United States District Court, N.D. Illinois
Sep 4, 2003
No. 02 C 8597 (N.D. Ill. Sep. 4, 2003)

Opinion

No. 02 C 8597

September 4, 2003


REPORT RECOMMENDATION


On July 18, 2003, the District Court granted in part and denied in part a motion to dismiss the complaint in a derivative lawsuit filed by plaintiff Thomas LaDuca, as representative of the shareholders of Easy Access International, Inc. ("EAI"). In its opinion, the Court withheld decision on one issue — whether to disqualify plaintiff and his counsel as the representatives of the derivative lawsuit because they do not meet the requirements of Fed.R.Civ.P. 23.1. Instead, the District Court referred the matter to us for a report and recommendation. For the following reasons, we recommend the District Court DENY the defendants' motion, but require plaintiff LaDuca to affirm that he is not receiving any legal services or advice regarding this case from attorney Bruce Golden, who has been disqualified from representing any nominal plaintiff's in this or any related matter.

See LaDuca v. Swirsky, 02 C 8597, — WL —, (N.D.III., July 18, 2003).

Background

On October 22, 2001, plaintiff Thomas LaDuca brought a derivative action on behalf of the shareholders of Easy Access International, Inc. ("EAI") against defendants Benjamin Swirsky, Beswir Properties Inc. ("Beswir"), the Joel Swirsky Foundation (the "Foundation"), Anthony Goldstein, John Pozios and EAI. The suit was initially filed in the United States District Court for the Southern District of Florida. In the complaint, LaDuca alleges that defendants Swirsky (EAI's chairman), Goldstein (Swirsky's son-in-law) and Pozios (Swirsky and Goldstein's attorney) pledged EAI's common stock of Zconnexx, EAI's wholly-owned subsidiary, to Beswir without consideration. LaDuca alleges that the transfer was executed through a sham pledge agreement.

Given data —

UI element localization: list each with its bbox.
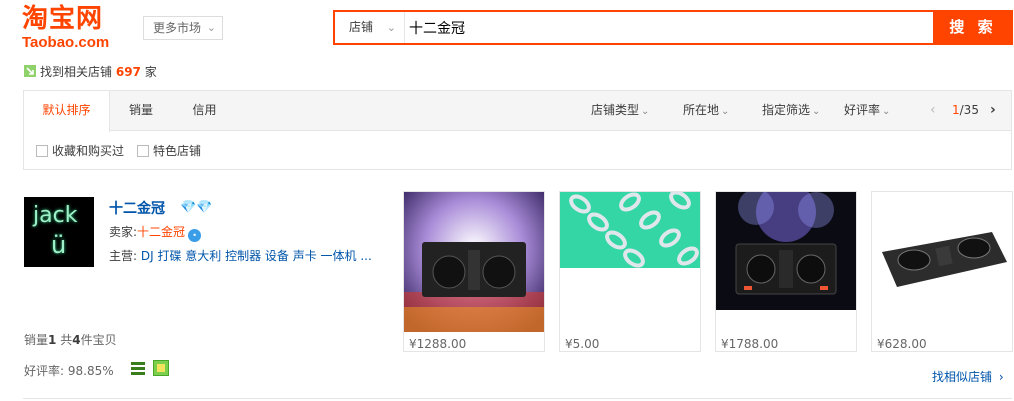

What this task involves —
Please quote the court opinion word for word, starting at the words "On October 22, 2001, plaintiff" and stopping after "sham pledge agreement.".

Exercise response —
On October 22, 2001, plaintiff Thomas LaDuca brought a derivative action on behalf of the shareholders of Easy Access International, Inc. ("EAI") against defendants Benjamin Swirsky, Beswir Properties Inc. ("Beswir"), the Joel Swirsky Foundation (the "Foundation"), Anthony Goldstein, John Pozios and EAI. The suit was initially filed in the United States District Court for the Southern District of Florida. In the complaint, LaDuca alleges that defendants Swirsky (EAI's chairman), Goldstein (Swirsky's son-in-law) and Pozios (Swirsky and Goldstein's attorney) pledged EAI's common stock of Zconnexx, EAI's wholly-owned subsidiary, to Beswir without consideration. LaDuca alleges that the transfer was executed through a sham pledge agreement.